▶ WHAT THE TASK REQUIRES
Write out all the entries word for word, but skip any images.

(Records from a data source)

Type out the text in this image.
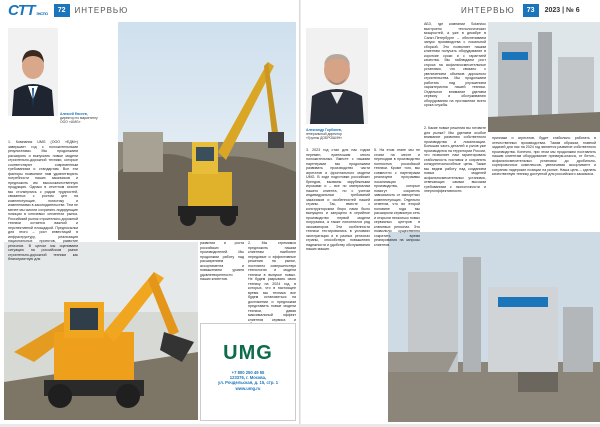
СТТЭКСПО	72	ИНТЕРВЬЮ	ИНТЕРВЬЮ	73	2023 | № 6
Алексей Евсеев,
директор по маркетингу
ООО «UMG»

1. Компания UMG (ООО «ЕДМ») завершает год с положительными результатами. Мы продолжаем расширять и выпускать новые модели строительно-дорожной техники, которые соответствуют современным требованиям и стандартам. Все эти факторы позволяют нам удовлетворять потребности наших заказчиков и предложить им высококачественную продукцию. Однако в отчетном сезоне мы столкнулись с рядом трудностей, связанных с ростом цен на комплектующие, логистику и изменениями в законодательстве. Тем не менее мы смогли сохранить лидирующие позиции в ключевых сегментах рынка. Российский рынок строительно-дорожной техники остается важной и перспективной площадкой. Предпосылки для этого – рост инвестиций в инфраструктуру, реализация национальных проектов, развитие регионов. В целом мы оцениваем ситуацию на российском рынке строительно-дорожной техники как благоприятную для

развития и роста российских производителей. Мы продолжим работу над расширением ассортимента и повышением уровня удовлетворенности наших клиентов.

2. Мы стремимся предложить нашим клиентам наиболее передовые и эффективные решения на рынке, постоянно совершенствуя технологии и модели техники в выпуске новых. Не будем разрывать свою технику на 2024 год, в которых, что в настоящее время мы техника все будем остановиться на достижении и предложим представить новые модели техники, давая максимальный эффект клиентов сервиса и

UMG
+7 800 250 49 55
123376, г. Москва,
ул. Рочдельская, д. 15, стр. 1
www.umg.ru
Александр Горбанев,
генеральный директор
«Группы ДОБРОШИН»

3. 2023 год стал для нас годом перемен, принесшим много положительных. Вместе с нашими партнерами мы продолжаем развивать производство части агрегатов и фронтального модели UMG. В ходе подготовки российских брендов, вызваны зарубежными игроками и – все по материалам нашего клиента, но с учетом индивидуальных требований заказчиков и особенностей нашей страны. Так, вместе с конструкторским бюро нами было выпущено и запущено в серийное производство первой модели погрузчика, а также пополнился ряд экскаваторов. Эти особенности техники тестировались в условиях эксплуатации и в разных регионах страны, способствуя повышению надежности и удобству обслуживания наших машин.

АБЗ, где компании Solarstoc выстроено технологических мощностей, а уже в декабре в Санкт-Петербурге – обеспечиваем запуск производства с локальной сборкой. Это позволяет нашим клиентам получать оборудование в короткие сроки и с гарантией качества. Мы наблюдаем рост спроса на асфальтосмесительные установки, что связано с увеличением объемов дорожного строительства. Мы продолжаем работать над улучшением характеристик нашей техники. Отдельное внимание уделяем сервису и обслуживанию оборудования на протяжении всего срока службы.

2. Какие новые решения вы готовите для рынка? Мы уделяем особое внимание развитию собственного производства и локализации. Большая часть деталей и узлов уже производится на территории России, что позволяет нам гарантировать стабильность поставок и сохранять конкурентоспособные цены. Также мы ведем работу над созданием новых моделей асфальтосмесительных установок, отвечающих самым высоким требованиям к экологичности и энергоэффективности.

признаки и агрегатов, будет стабильно работать в отечественных производствах. Таким образом, главной задачей для нас на 2024 год является развитие собственного производства. Конечно, при этом мы продолжим поставлять нашим клиентам оборудование премиум-класса, от бетон-, асфальтосмесительных установок до дробильно-сортировочных комплексов, увеличивая ассортимент и сохраняя лидерские позиции на рынке. Наша цель – сделать качественную технику доступной для российского заказчика.

5. На этом этапе мы не стоим на месте и переходим в производство полностью российской техники. Кроме того, мы совместно с партнерами реализуем программы локализации производства, которые помогут сократить зависимость от импортных комплектующих. Отдельно отметим, что во второй половине года мы расширили сервисную сеть и открыли несколько новых сервисных центров в ключевых регионах. Это позволило существенно сократить время реагирования на запросы клиентов.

▶ FULL OUTPUT
Type out the text in this image.
СТТЭКСПО	72	ИНТЕРВЬЮ	ИНТЕРВЬЮ	73	2023 | № 6
Алексей Евсеев,
директор по маркетингу
ООО «UMG»

1. Компания UMG (ООО «ЕДМ») завершает год с положительными результатами. Мы продолжаем расширять и выпускать новые модели строительно-дорожной техники, которые соответствуют современным требованиям и стандартам. Все эти факторы позволяют нам удовлетворять потребности наших заказчиков и предложить им высококачественную продукцию. Однако в отчетном сезоне мы столкнулись с рядом трудностей, связанных с ростом цен на комплектующие, логистику и изменениями в законодательстве. Тем не менее мы смогли сохранить лидирующие позиции в ключевых сегментах рынка. Российский рынок строительно-дорожной техники остается важной и перспективной площадкой. Предпосылки для этого – рост инвестиций в инфраструктуру, реализация национальных проектов, развитие регионов. В целом мы оцениваем ситуацию на российском рынке строительно-дорожной техники как благоприятную для

развития и роста российских производителей. Мы продолжим работу над расширением ассортимента и повышением уровня удовлетворенности наших клиентов.

2. Мы стремимся предложить нашим клиентам наиболее передовые и эффективные решения на рынке, постоянно совершенствуя технологии и модели техники в выпуске новых. Не будем разрывать свою технику на 2024 год, в которых, что в настоящее время мы техника все будем остановиться на достижении и предложим представить новые модели техники, давая максимальный эффект клиентов сервиса и

UMG
+7 800 250 49 55
123376, г. Москва,
ул. Рочдельская, д. 15, стр. 1
www.umg.ru
Александр Горбанев,
генеральный директор
«Группы ДОБРОШИН»

3. 2023 год стал для нас годом перемен, принесшим много положительных. Вместе с нашими партнерами мы продолжаем развивать производство части агрегатов и фронтального модели UMG. В ходе подготовки российских брендов, вызваны зарубежными игроками и – все по материалам нашего клиента, но с учетом индивидуальных требований заказчиков и особенностей нашей страны. Так, вместе с конструкторским бюро нами было выпущено и запущено в серийное производство первой модели погрузчика, а также пополнился ряд экскаваторов. Эти особенности техники тестировались в условиях эксплуатации и в разных регионах страны, способствуя повышению надежности и удобству обслуживания наших машин.

АБЗ, где компании Solarstoc выстроено технологических мощностей, а уже в декабре в Санкт-Петербурге – обеспечиваем запуск производства с локальной сборкой. Это позволяет нашим клиентам получать оборудование в короткие сроки и с гарантией качества. Мы наблюдаем рост спроса на асфальтосмесительные установки, что связано с увеличением объемов дорожного строительства. Мы продолжаем работать над улучшением характеристик нашей техники. Отдельное внимание уделяем сервису и обслуживанию оборудования на протяжении всего срока службы.

2. Какие новые решения вы готовите для рынка? Мы уделяем особое внимание развитию собственного производства и локализации. Большая часть деталей и узлов уже производится на территории России, что позволяет нам гарантировать стабильность поставок и сохранять конкурентоспособные цены. Также мы ведем работу над созданием новых моделей асфальтосмесительных установок, отвечающих самым высоким требованиям к экологичности и энергоэффективности.

признаки и агрегатов, будет стабильно работать в отечественных производствах. Таким образом, главной задачей для нас на 2024 год является развитие собственного производства. Конечно, при этом мы продолжим поставлять нашим клиентам оборудование премиум-класса, от бетон-, асфальтосмесительных установок до дробильно-сортировочных комплексов, увеличивая ассортимент и сохраняя лидерские позиции на рынке. Наша цель – сделать качественную технику доступной для российского заказчика.

5. На этом этапе мы не стоим на месте и переходим в производство полностью российской техники. Кроме того, мы совместно с партнерами реализуем программы локализации производства, которые помогут сократить зависимость от импортных комплектующих. Отдельно отметим, что во второй половине года мы расширили сервисную сеть и открыли несколько новых сервисных центров в ключевых регионах. Это позволило существенно сократить время реагирования на запросы клиентов.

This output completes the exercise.